» What is needed: Repeat the material below exactly, with no pictures.

━━ Provided material ━━

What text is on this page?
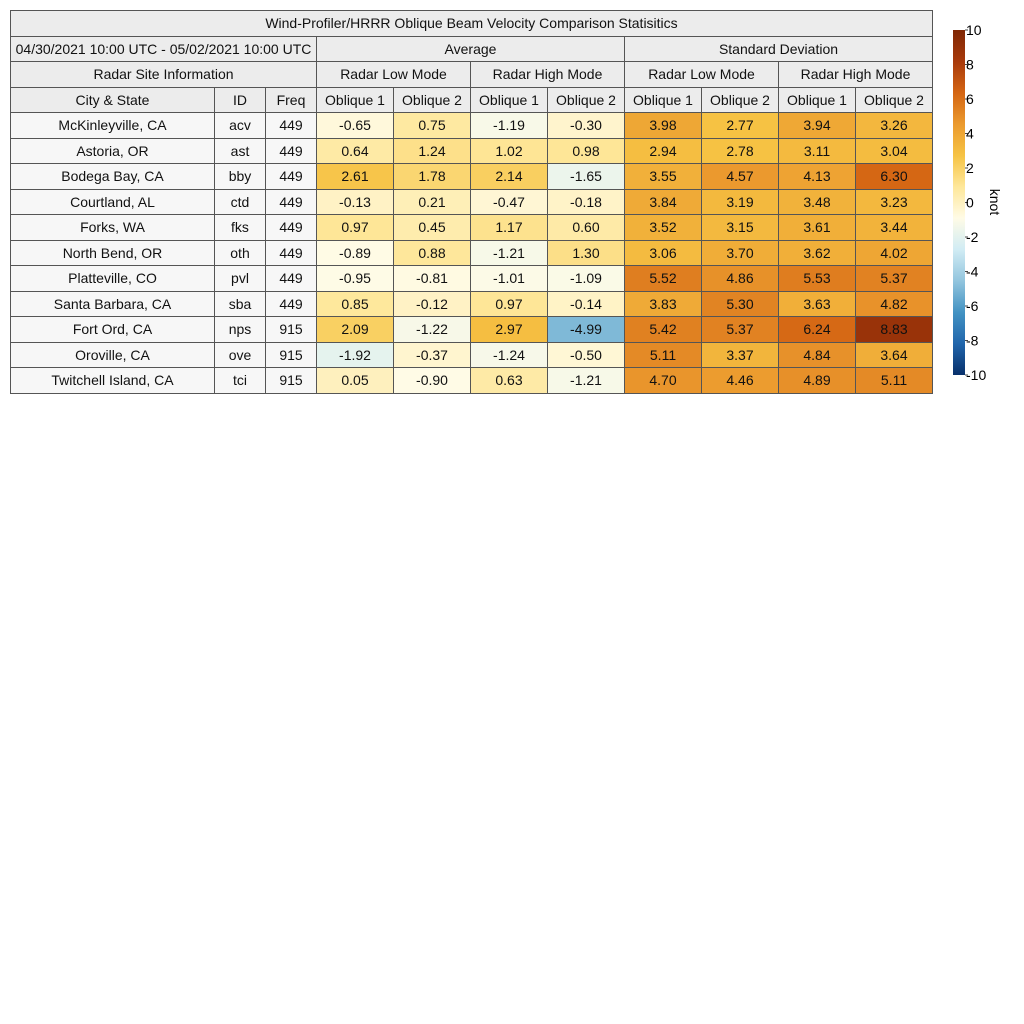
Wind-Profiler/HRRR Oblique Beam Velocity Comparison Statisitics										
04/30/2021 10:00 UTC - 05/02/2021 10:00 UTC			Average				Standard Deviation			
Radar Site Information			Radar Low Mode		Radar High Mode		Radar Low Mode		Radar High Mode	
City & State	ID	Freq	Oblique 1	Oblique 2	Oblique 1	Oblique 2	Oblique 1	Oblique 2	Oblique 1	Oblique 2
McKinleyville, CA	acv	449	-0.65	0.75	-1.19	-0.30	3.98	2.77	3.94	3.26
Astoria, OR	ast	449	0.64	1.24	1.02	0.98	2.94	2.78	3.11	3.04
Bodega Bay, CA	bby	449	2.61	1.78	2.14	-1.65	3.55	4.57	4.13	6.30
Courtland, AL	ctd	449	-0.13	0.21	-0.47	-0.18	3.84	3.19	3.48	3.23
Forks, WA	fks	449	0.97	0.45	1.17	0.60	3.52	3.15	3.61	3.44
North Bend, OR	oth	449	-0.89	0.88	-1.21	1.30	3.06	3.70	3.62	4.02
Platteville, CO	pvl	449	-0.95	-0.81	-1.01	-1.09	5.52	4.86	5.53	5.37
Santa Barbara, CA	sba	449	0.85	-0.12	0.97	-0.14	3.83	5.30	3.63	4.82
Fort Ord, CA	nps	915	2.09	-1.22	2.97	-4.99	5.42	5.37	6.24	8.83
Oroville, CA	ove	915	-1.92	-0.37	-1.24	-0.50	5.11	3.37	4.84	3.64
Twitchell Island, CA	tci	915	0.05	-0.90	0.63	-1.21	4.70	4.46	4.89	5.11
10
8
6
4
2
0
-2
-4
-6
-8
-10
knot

━━━

» Task output:
What text is on this page?
Wind-Profiler/HRRR Oblique Beam Velocity Comparison Statisitics										
04/30/2021 10:00 UTC - 05/02/2021 10:00 UTC			Average				Standard Deviation			
Radar Site Information			Radar Low Mode		Radar High Mode		Radar Low Mode		Radar High Mode	
City & State	ID	Freq	Oblique 1	Oblique 2	Oblique 1	Oblique 2	Oblique 1	Oblique 2	Oblique 1	Oblique 2
McKinleyville, CA	acv	449	-0.65	0.75	-1.19	-0.30	3.98	2.77	3.94	3.26
Astoria, OR	ast	449	0.64	1.24	1.02	0.98	2.94	2.78	3.11	3.04
Bodega Bay, CA	bby	449	2.61	1.78	2.14	-1.65	3.55	4.57	4.13	6.30
Courtland, AL	ctd	449	-0.13	0.21	-0.47	-0.18	3.84	3.19	3.48	3.23
Forks, WA	fks	449	0.97	0.45	1.17	0.60	3.52	3.15	3.61	3.44
North Bend, OR	oth	449	-0.89	0.88	-1.21	1.30	3.06	3.70	3.62	4.02
Platteville, CO	pvl	449	-0.95	-0.81	-1.01	-1.09	5.52	4.86	5.53	5.37
Santa Barbara, CA	sba	449	0.85	-0.12	0.97	-0.14	3.83	5.30	3.63	4.82
Fort Ord, CA	nps	915	2.09	-1.22	2.97	-4.99	5.42	5.37	6.24	8.83
Oroville, CA	ove	915	-1.92	-0.37	-1.24	-0.50	5.11	3.37	4.84	3.64
Twitchell Island, CA	tci	915	0.05	-0.90	0.63	-1.21	4.70	4.46	4.89	5.11
10
8
6
4
2
0
-2
-4
-6
-8
-10
knot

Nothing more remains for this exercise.